What is being asked: Set the entries down once more, exactly as they are worded.

Records for processing:

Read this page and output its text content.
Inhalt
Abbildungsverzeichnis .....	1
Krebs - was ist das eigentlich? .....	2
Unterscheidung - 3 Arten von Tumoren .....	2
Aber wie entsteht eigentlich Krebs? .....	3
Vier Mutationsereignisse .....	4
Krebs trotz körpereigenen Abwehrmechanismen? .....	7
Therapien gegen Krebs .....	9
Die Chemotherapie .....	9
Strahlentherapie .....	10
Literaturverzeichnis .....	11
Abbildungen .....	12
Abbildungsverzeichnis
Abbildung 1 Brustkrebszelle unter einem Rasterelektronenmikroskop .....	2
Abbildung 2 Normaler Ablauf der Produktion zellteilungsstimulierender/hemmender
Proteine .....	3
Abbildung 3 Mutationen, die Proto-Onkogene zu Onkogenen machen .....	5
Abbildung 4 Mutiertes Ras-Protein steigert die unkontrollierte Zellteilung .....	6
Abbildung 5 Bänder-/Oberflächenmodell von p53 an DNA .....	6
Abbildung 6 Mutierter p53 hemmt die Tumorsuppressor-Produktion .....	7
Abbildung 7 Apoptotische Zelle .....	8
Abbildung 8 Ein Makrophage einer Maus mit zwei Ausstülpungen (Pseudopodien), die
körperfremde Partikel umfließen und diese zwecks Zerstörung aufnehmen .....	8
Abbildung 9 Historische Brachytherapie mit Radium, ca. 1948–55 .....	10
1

Response to this task:
Read this page and output its text content.
Inhalt
Abbildungsverzeichnis .....	1
Krebs - was ist das eigentlich? .....	2
Unterscheidung - 3 Arten von Tumoren .....	2
Aber wie entsteht eigentlich Krebs? .....	3
Vier Mutationsereignisse .....	4
Krebs trotz körpereigenen Abwehrmechanismen? .....	7
Therapien gegen Krebs .....	9
Die Chemotherapie .....	9
Strahlentherapie .....	10
Literaturverzeichnis .....	11
Abbildungen .....	12
Abbildungsverzeichnis
Abbildung 1 Brustkrebszelle unter einem Rasterelektronenmikroskop .....	2
Abbildung 2 Normaler Ablauf der Produktion zellteilungsstimulierender/hemmender
Proteine .....	3
Abbildung 3 Mutationen, die Proto-Onkogene zu Onkogenen machen .....	5
Abbildung 4 Mutiertes Ras-Protein steigert die unkontrollierte Zellteilung .....	6
Abbildung 5 Bänder-/Oberflächenmodell von p53 an DNA .....	6
Abbildung 6 Mutierter p53 hemmt die Tumorsuppressor-Produktion .....	7
Abbildung 7 Apoptotische Zelle .....	8
Abbildung 8 Ein Makrophage einer Maus mit zwei Ausstülpungen (Pseudopodien), die
körperfremde Partikel umfließen und diese zwecks Zerstörung aufnehmen .....	8
Abbildung 9 Historische Brachytherapie mit Radium, ca. 1948–55 .....	10
1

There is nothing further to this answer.